**EXERCISE OBJECTIVE**. Locate the string "Parameters" throughout the material and copy every line in which it occurs.

-- START GIVEN ENTRIES --

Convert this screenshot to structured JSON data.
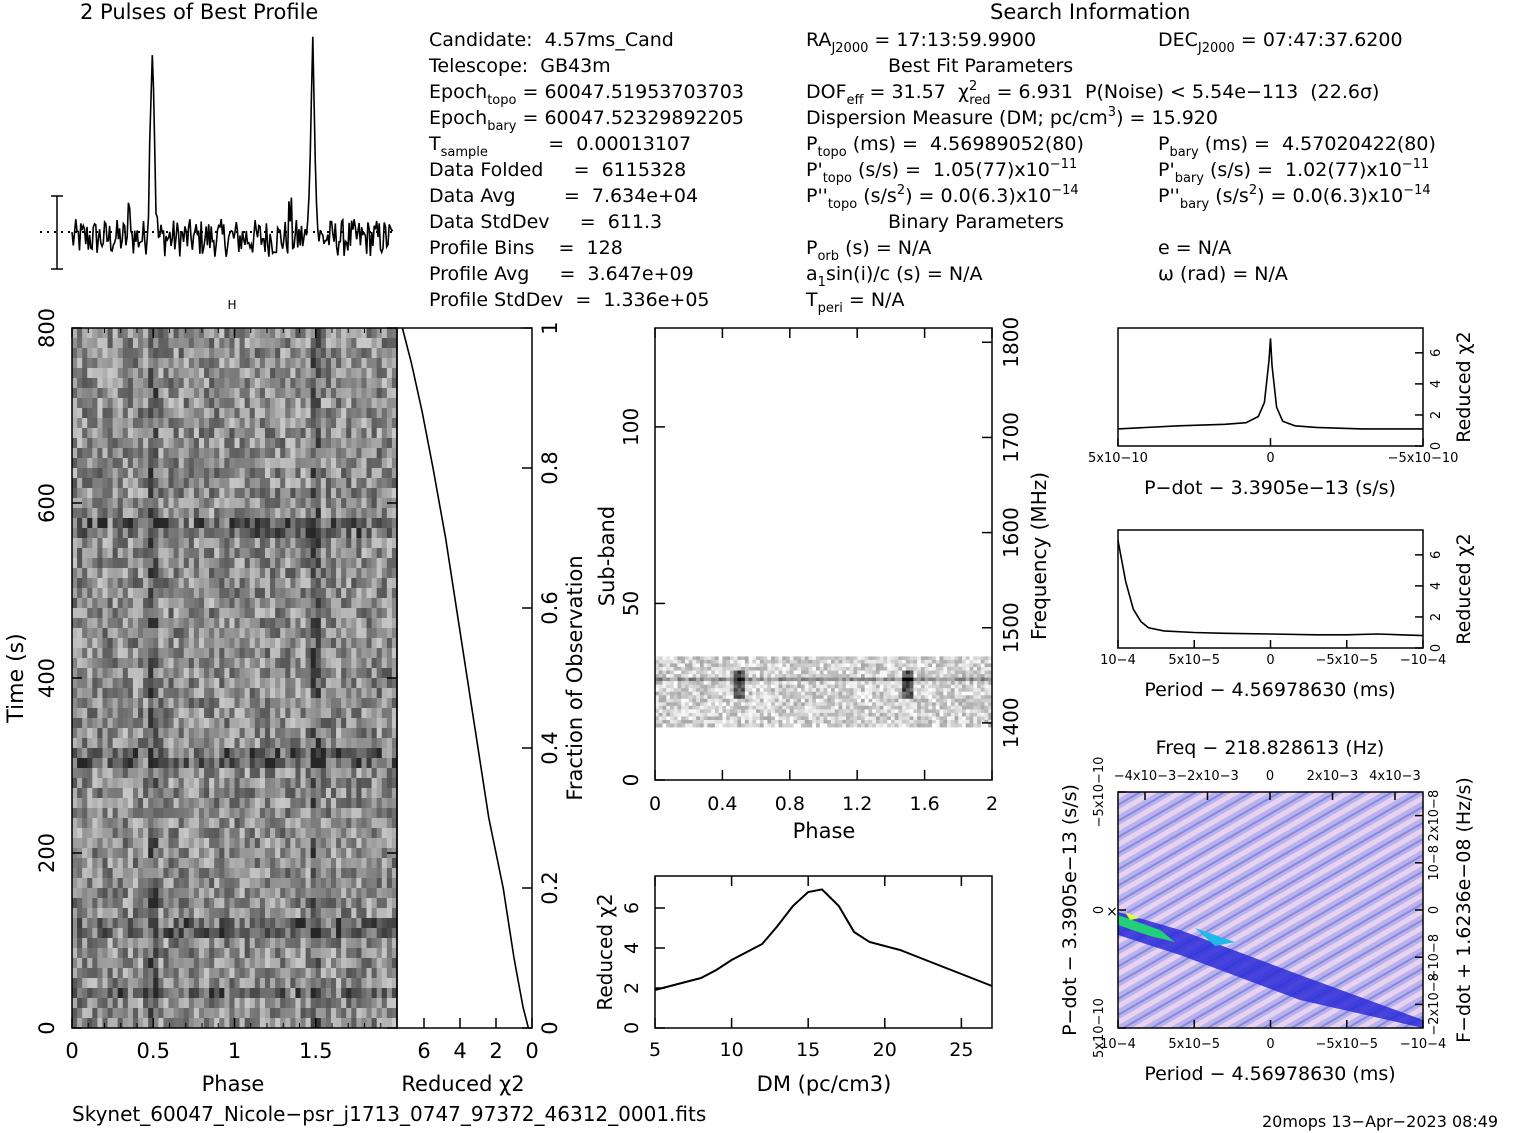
{
  "header": {
    "profile_title": "2 Pulses of Best Profile",
    "search_title": "Search Information",
    "best_fit_title": "Best Fit Parameters",
    "binary_title": "Binary Parameters"
  },
  "info_left": [
    {
      "label": "Candidate:  4.57ms_Cand"
    },
    {
      "label": "Telescope:  GB43m"
    },
    {
      "label": "Epoch",
      "sub": "topo",
      "value": " = 60047.51953703703"
    },
    {
      "label": "Epoch",
      "sub": "bary",
      "value": " = 60047.52329892205"
    },
    {
      "label": "T",
      "sub": "sample",
      "value": "          =  0.00013107"
    },
    {
      "label": "Data Folded     =  6115328"
    },
    {
      "label": "Data Avg        =  7.634e+04"
    },
    {
      "label": "Data StdDev     =  611.3"
    },
    {
      "label": "Profile Bins    =  128"
    },
    {
      "label": "Profile Avg     =  3.647e+09"
    },
    {
      "label": "Profile StdDev  =  1.336e+05"
    }
  ],
  "search": {
    "ra": {
      "label": "RA",
      "sub": "J2000",
      "value": " = 17:13:59.9900"
    },
    "dec": {
      "label": "DEC",
      "sub": "J2000",
      "value": " = 07:47:37.6200"
    },
    "dof_line": {
      "a": "DOF",
      "sub": "eff",
      "b": " = 31.57  χ",
      "sup": "2",
      "sub2": "red",
      "c": " = 6.931  P(Noise) < 5.54e−113  (22.6σ)"
    },
    "dm_line": {
      "a": "Dispersion Measure (DM; pc/cm",
      "sup": "3",
      "b": ") = 15.920"
    },
    "ptopo": {
      "a": "P",
      "sub": "topo",
      "b": " (ms) =  4.56989052(80)"
    },
    "pbary": {
      "a": "P",
      "sub": "bary",
      "b": " (ms) =  4.57020422(80)"
    },
    "pdtopo": {
      "a": "P'",
      "sub": "topo",
      "b": " (s/s) =  1.05(77)x10",
      "sup": "−11"
    },
    "pdbary": {
      "a": "P'",
      "sub": "bary",
      "b": " (s/s) =  1.02(77)x10",
      "sup": "−11"
    },
    "pddtopo": {
      "a": "P''",
      "sub": "topo",
      "b": " (s/s",
      "sup1": "2",
      "c": ") = 0.0(6.3)x10",
      "sup": "−14"
    },
    "pddbary": {
      "a": "P''",
      "sub": "bary",
      "b": " (s/s",
      "sup1": "2",
      "c": ") = 0.0(6.3)x10",
      "sup": "−14"
    },
    "porb": {
      "a": "P",
      "sub": "orb",
      "b": " (s) = N/A"
    },
    "ecc": "e = N/A",
    "asini": {
      "a": "a",
      "sub": "1",
      "b": "sin(i)/c (s) = N/A"
    },
    "omega": "ω (rad) = N/A",
    "tperi": {
      "a": "T",
      "sub": "peri",
      "b": " = N/A"
    }
  },
  "footer": {
    "filename": "Skynet_60047_Nicole−psr_j1713_0747_97372_46312_0001.fits",
    "stamp": "20mops 13−Apr−2023 08:49"
  },
  "chart_data": [
    {
      "id": "profile",
      "type": "line",
      "title": "2 Pulses of Best Profile",
      "xlabel": "",
      "ylabel": "",
      "pulse_phases": [
        0.5,
        1.5
      ],
      "note": "two periods of the folded pulse profile; sharp peak at phase 0.5 and 1.5"
    },
    {
      "id": "time_phase",
      "type": "heatmap",
      "xlabel": "Phase",
      "ylabel": "Time (s)",
      "xticks": [
        "0",
        "0.5",
        "1",
        "1.5"
      ],
      "yticks": [
        "0",
        "200",
        "400",
        "600",
        "800"
      ],
      "xlim": [
        0,
        2
      ],
      "ylim": [
        0,
        800
      ]
    },
    {
      "id": "redchi_time",
      "type": "line",
      "xlabel": "Reduced χ2",
      "ylabel": "Fraction of Observation",
      "xticks": [
        "6",
        "4",
        "2",
        "0"
      ],
      "yticks": [
        "0",
        "0.2",
        "0.4",
        "0.6",
        "0.8",
        "1"
      ],
      "xlim": [
        7.5,
        0
      ],
      "ylim": [
        0,
        1
      ],
      "x": [
        0.2,
        0.5,
        1.0,
        1.6,
        2.4,
        3.0,
        3.6,
        4.2,
        4.8,
        5.5,
        6.1,
        6.7,
        7.2
      ],
      "y": [
        0.0,
        0.03,
        0.1,
        0.2,
        0.3,
        0.4,
        0.5,
        0.6,
        0.7,
        0.8,
        0.88,
        0.95,
        1.0
      ]
    },
    {
      "id": "subband",
      "type": "heatmap",
      "xlabel": "Phase",
      "ylabel": "Sub-band",
      "y2label": "Frequency (MHz)",
      "xticks": [
        "0",
        "0.4",
        "0.8",
        "1.2",
        "1.6",
        "2"
      ],
      "yticks": [
        "0",
        "50",
        "100"
      ],
      "y2ticks": [
        "1400",
        "1500",
        "1600",
        "1700",
        "1800"
      ],
      "xlim": [
        0,
        2
      ],
      "ylim": [
        0,
        128
      ],
      "active_subbands": [
        15,
        35
      ]
    },
    {
      "id": "dm",
      "type": "line",
      "xlabel": "DM (pc/cm3)",
      "ylabel": "Reduced χ2",
      "xticks": [
        "5",
        "10",
        "15",
        "20",
        "25"
      ],
      "yticks": [
        "0",
        "2",
        "4",
        "6"
      ],
      "xlim": [
        5,
        27
      ],
      "ylim": [
        0,
        7.6
      ],
      "x": [
        5,
        6,
        7,
        8,
        9,
        10,
        11,
        12,
        13,
        14,
        15,
        15.9,
        17,
        18,
        19,
        20,
        21,
        22,
        23,
        24,
        25,
        26,
        27
      ],
      "y": [
        1.9,
        2.1,
        2.3,
        2.5,
        2.9,
        3.4,
        3.8,
        4.2,
        5.1,
        6.1,
        6.8,
        6.93,
        6.1,
        4.8,
        4.3,
        4.1,
        3.9,
        3.6,
        3.3,
        3.0,
        2.7,
        2.4,
        2.1
      ]
    },
    {
      "id": "pdot",
      "type": "line",
      "xlabel": "P−dot − 3.3905e−13 (s/s)",
      "ylabel": "Reduced χ2",
      "xticks": [
        "5x10−10",
        "0",
        "−5x10−10"
      ],
      "yticks": [
        "0",
        "2",
        "4",
        "6"
      ],
      "ylim": [
        0,
        7.6
      ],
      "x": [
        5.0,
        3.0,
        1.5,
        0.8,
        0.4,
        0.2,
        0.05,
        0.0,
        -0.05,
        -0.2,
        -0.4,
        -0.8,
        -1.5,
        -3.0,
        -5.0
      ],
      "y": [
        1.1,
        1.3,
        1.4,
        1.5,
        1.9,
        2.8,
        5.5,
        6.93,
        5.2,
        2.5,
        1.6,
        1.3,
        1.2,
        1.1,
        1.1
      ]
    },
    {
      "id": "period",
      "type": "line",
      "xlabel": "Period − 4.56978630 (ms)",
      "ylabel": "Reduced χ2",
      "xticks": [
        "10−4",
        "5x10−5",
        "0",
        "−5x10−5",
        "−10−4"
      ],
      "yticks": [
        "0",
        "2",
        "4",
        "6"
      ],
      "ylim": [
        0,
        7.6
      ],
      "x": [
        10,
        9.5,
        9.0,
        8.5,
        8.0,
        7.0,
        5.0,
        3.0,
        0,
        -3.0,
        -5.0,
        -7.0,
        -10
      ],
      "y": [
        6.93,
        4.3,
        2.5,
        1.7,
        1.3,
        1.1,
        1.0,
        0.95,
        0.9,
        0.85,
        0.85,
        0.9,
        0.8
      ]
    },
    {
      "id": "ppdot",
      "type": "heatmap",
      "title": "Freq − 218.828613 (Hz)",
      "xlabel": "Period − 4.56978630 (ms)",
      "ylabel": "P−dot − 3.3905e−13 (s/s)",
      "y2label": "F−dot + 1.6236e−08 (Hz/s)",
      "xticks": [
        "10−4",
        "5x10−5",
        "0",
        "−5x10−5",
        "−10−4"
      ],
      "x2ticks": [
        "−4x10−3",
        "−2x10−3",
        "0",
        "2x10−3",
        "4x10−3"
      ],
      "yticks": [
        "5x10−10",
        "0",
        "−5x10−10"
      ],
      "y2ticks": [
        "−2x10−8",
        "−10−8",
        "0",
        "10−8",
        "2x10−8"
      ]
    }
  ]
}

-- END GIVEN ENTRIES --

**EXERCISE SOLUTION**.
    "best_fit_title": "Best Fit Parameters",
    "binary_title": "Binary Parameters"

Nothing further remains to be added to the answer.